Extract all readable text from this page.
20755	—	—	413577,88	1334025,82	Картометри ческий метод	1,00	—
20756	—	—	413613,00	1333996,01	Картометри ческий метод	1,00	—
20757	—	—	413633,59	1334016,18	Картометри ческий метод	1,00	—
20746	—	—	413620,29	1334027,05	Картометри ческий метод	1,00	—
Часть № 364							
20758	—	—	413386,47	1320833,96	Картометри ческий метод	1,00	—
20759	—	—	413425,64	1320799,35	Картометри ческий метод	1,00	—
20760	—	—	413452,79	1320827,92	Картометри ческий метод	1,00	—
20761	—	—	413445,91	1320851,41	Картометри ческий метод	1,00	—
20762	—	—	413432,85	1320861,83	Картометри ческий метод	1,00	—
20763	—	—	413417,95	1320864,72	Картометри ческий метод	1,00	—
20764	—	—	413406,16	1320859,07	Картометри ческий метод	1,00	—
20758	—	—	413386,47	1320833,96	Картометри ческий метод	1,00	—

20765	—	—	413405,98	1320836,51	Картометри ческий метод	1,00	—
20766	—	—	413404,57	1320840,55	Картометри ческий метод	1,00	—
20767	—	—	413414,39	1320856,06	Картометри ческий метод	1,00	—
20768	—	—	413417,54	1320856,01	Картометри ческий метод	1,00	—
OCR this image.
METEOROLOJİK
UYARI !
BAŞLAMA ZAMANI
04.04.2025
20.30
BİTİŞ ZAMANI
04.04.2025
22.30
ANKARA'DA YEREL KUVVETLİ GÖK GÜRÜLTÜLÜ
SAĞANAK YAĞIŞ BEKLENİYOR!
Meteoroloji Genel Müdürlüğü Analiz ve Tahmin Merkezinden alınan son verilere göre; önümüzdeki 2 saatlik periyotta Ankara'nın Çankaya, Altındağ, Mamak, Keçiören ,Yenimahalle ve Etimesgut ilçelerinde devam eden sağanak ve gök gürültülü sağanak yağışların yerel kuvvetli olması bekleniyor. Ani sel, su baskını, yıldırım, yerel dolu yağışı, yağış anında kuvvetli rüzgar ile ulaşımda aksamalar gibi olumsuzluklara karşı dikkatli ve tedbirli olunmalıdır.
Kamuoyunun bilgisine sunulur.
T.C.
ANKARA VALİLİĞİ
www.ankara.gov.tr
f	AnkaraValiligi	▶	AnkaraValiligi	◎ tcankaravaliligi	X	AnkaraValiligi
——
**DIRECTIVE:**
Provide only the count of lines in the material above that hold the word "this".

**IN RESPONSE:**
2